→ **Objective**
Look through the lines below and extract each one that contains "diameter".

→ **Dataset rows**

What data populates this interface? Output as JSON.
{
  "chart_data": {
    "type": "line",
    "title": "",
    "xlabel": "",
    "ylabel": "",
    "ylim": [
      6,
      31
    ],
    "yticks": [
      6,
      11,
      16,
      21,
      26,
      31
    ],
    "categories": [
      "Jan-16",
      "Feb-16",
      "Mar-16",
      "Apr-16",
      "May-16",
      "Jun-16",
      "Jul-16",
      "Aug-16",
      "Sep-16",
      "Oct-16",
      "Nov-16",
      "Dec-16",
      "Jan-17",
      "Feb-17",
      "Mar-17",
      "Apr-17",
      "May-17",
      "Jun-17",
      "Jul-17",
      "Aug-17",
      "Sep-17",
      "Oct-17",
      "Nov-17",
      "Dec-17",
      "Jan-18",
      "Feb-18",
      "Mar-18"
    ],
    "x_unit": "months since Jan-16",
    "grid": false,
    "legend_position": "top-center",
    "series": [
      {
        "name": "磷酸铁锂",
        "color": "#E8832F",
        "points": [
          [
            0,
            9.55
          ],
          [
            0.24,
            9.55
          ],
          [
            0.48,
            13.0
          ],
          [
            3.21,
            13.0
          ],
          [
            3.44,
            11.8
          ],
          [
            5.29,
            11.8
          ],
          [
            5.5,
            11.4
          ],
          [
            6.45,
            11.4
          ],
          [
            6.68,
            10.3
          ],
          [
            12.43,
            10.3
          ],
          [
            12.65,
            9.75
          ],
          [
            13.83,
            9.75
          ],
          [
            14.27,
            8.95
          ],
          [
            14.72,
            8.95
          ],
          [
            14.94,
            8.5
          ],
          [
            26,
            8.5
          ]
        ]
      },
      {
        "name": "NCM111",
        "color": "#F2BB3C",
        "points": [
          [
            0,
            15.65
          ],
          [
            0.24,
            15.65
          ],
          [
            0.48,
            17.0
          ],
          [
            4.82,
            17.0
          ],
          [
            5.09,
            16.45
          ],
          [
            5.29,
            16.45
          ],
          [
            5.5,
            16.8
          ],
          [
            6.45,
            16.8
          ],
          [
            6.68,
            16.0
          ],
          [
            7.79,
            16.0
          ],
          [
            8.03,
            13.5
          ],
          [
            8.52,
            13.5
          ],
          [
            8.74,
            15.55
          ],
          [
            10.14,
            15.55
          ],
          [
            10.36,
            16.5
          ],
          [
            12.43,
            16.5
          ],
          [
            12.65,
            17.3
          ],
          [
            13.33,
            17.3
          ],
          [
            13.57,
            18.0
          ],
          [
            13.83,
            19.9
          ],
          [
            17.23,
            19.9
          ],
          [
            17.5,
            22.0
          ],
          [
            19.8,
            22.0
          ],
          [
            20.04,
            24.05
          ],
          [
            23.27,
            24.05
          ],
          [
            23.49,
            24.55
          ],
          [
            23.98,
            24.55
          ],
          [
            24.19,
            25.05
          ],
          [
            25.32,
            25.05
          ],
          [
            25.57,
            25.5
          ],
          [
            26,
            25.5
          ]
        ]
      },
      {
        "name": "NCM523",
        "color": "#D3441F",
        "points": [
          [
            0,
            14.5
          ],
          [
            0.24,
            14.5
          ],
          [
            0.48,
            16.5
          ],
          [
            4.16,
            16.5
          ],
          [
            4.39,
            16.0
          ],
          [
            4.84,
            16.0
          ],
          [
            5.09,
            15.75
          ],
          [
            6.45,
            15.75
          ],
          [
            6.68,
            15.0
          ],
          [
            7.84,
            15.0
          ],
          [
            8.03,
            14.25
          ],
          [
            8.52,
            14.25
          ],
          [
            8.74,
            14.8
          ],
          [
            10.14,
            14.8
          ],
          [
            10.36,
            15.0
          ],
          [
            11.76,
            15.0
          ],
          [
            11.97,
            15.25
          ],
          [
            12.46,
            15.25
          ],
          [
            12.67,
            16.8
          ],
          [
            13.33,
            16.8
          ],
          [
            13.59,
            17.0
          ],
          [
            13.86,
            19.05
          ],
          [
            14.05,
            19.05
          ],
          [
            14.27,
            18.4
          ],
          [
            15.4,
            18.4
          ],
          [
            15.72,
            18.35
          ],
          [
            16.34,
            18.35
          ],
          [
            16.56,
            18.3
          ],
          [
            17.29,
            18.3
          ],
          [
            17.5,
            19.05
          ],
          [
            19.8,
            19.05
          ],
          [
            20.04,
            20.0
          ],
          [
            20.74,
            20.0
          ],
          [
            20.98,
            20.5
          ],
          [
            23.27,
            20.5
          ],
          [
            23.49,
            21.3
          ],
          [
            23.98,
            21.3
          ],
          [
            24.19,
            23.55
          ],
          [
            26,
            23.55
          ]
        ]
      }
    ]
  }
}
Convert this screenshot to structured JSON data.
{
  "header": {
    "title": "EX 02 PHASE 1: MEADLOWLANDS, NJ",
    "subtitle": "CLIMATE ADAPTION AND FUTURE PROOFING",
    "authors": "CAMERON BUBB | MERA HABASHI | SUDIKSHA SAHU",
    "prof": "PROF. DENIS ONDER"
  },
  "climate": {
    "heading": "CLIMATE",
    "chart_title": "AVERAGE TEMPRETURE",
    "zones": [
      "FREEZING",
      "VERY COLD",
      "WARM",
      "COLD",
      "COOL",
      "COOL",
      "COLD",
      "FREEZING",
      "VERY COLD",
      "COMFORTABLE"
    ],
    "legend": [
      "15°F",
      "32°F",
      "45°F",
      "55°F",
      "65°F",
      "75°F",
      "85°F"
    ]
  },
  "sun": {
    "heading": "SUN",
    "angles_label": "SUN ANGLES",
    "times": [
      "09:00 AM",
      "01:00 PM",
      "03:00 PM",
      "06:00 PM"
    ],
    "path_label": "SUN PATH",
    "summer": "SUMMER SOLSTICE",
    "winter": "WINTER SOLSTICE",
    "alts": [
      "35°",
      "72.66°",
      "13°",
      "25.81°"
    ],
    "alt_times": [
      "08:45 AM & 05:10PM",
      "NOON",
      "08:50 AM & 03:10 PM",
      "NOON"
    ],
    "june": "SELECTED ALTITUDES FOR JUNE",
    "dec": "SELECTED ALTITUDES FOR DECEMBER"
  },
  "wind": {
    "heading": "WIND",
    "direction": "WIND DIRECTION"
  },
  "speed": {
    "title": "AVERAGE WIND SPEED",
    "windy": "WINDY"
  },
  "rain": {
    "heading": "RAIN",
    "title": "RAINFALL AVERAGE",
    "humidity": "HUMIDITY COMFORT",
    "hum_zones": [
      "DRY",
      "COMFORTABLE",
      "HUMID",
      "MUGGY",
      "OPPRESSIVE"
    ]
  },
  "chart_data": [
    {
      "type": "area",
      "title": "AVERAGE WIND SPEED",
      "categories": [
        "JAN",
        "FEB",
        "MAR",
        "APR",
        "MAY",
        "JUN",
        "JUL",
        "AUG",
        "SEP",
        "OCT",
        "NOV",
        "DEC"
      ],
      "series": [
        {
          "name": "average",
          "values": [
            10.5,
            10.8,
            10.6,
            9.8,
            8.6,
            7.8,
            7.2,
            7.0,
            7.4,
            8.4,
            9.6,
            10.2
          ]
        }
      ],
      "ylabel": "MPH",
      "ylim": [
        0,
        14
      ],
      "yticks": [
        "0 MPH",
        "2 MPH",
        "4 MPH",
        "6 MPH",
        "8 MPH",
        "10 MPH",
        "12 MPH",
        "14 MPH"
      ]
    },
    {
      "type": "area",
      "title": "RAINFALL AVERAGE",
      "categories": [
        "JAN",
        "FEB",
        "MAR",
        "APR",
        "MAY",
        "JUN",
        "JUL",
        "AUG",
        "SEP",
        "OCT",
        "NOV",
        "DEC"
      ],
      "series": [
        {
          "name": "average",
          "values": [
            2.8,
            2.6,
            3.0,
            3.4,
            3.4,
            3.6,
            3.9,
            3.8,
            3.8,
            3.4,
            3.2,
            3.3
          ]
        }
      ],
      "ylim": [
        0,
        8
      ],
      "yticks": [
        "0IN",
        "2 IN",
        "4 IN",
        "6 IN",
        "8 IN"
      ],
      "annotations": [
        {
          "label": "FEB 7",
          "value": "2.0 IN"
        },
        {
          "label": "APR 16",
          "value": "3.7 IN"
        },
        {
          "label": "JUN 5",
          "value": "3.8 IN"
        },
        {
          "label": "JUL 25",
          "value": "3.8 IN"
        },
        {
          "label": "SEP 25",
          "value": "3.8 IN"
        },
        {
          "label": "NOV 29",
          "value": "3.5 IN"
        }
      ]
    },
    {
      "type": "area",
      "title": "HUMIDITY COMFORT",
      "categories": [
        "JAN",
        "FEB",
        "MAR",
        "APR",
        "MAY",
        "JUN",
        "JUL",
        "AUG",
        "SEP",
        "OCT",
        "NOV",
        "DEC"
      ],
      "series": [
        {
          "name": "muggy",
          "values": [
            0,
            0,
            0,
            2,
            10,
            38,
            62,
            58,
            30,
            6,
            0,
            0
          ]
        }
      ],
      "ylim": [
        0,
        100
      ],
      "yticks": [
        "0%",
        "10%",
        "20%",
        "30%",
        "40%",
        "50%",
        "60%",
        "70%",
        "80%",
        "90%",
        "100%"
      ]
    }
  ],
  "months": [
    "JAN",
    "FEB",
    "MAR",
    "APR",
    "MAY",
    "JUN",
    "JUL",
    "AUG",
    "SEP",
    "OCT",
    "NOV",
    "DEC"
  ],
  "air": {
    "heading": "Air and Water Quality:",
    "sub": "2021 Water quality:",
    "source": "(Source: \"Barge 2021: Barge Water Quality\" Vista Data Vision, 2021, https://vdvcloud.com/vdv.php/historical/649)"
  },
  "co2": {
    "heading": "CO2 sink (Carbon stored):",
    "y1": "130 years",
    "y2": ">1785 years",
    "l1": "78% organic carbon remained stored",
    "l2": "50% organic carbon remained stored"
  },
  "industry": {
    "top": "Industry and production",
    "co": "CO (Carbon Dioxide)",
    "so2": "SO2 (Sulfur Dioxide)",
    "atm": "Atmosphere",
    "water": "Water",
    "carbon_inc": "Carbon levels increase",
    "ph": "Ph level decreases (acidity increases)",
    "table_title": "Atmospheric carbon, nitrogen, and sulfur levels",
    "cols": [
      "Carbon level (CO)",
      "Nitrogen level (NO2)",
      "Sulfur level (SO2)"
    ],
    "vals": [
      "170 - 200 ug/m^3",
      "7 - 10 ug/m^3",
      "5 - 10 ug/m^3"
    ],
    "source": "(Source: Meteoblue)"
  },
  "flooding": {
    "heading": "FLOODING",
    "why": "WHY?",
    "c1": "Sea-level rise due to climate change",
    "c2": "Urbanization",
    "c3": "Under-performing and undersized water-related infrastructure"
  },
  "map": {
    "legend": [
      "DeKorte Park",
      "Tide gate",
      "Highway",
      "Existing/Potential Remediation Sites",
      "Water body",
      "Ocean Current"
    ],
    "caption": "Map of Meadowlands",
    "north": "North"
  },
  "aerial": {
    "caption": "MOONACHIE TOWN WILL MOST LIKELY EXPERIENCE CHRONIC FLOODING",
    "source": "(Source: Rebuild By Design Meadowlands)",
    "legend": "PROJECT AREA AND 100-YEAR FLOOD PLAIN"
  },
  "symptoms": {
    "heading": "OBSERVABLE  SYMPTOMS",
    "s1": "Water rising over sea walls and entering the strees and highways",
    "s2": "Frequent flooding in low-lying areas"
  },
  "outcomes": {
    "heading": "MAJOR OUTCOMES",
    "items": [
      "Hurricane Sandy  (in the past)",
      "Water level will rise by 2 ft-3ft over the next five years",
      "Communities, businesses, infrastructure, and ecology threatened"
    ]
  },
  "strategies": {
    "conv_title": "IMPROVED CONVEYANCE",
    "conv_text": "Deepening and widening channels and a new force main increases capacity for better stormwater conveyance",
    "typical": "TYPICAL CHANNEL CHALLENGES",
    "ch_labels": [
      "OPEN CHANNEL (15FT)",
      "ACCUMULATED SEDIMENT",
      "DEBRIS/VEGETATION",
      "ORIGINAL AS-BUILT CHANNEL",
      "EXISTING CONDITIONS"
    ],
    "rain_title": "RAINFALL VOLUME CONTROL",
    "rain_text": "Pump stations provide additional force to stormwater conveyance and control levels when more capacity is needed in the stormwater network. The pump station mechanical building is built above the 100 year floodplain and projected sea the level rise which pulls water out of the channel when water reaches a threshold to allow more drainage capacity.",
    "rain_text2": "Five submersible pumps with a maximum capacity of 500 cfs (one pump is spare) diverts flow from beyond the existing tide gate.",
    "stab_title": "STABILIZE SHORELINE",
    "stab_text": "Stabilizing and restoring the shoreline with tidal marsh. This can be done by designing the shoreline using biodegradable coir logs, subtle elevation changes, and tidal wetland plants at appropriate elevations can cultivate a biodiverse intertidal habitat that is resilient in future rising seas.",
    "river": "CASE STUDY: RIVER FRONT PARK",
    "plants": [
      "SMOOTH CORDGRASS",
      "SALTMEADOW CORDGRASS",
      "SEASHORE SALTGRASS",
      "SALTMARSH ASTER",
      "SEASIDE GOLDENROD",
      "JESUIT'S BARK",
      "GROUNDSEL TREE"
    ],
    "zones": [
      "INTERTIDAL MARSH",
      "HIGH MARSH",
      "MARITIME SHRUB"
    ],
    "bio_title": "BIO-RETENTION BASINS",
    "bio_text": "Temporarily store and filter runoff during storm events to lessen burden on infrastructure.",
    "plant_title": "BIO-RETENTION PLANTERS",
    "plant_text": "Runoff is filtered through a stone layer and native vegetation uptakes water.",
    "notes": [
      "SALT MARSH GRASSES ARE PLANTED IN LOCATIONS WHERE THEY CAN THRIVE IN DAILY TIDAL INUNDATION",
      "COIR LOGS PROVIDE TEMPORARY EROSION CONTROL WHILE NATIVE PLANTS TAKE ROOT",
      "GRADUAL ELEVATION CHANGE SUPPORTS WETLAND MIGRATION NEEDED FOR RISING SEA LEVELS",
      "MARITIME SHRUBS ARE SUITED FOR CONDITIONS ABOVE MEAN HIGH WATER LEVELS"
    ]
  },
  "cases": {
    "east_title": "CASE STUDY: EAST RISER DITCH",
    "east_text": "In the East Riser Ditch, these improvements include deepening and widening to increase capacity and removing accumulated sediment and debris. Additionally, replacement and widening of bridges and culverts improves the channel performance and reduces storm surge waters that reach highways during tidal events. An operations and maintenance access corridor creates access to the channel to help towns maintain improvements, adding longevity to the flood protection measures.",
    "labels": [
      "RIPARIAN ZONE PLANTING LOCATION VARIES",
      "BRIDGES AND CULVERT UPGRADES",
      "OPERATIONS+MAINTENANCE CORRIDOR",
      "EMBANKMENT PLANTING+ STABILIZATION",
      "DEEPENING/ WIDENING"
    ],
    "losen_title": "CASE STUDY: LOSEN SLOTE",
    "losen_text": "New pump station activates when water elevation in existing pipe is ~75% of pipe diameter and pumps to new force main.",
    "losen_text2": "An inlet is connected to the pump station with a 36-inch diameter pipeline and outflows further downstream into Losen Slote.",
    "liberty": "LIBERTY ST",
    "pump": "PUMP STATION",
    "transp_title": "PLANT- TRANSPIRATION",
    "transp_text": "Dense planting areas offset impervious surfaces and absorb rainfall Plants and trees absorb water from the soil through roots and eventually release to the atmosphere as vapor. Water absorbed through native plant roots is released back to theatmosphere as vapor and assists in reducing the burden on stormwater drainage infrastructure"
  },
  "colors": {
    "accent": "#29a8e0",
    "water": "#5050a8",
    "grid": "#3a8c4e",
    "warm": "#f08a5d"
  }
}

→ **Worked answer**
    "losen_text": "New pump station activates when water elevation in existing pipe is ~75% of pipe diameter and pumps to new force main.",
    "losen_text2": "An inlet is connected to the pump station with a 36-inch diameter pipeline and outflows further downstream into Losen Slote.",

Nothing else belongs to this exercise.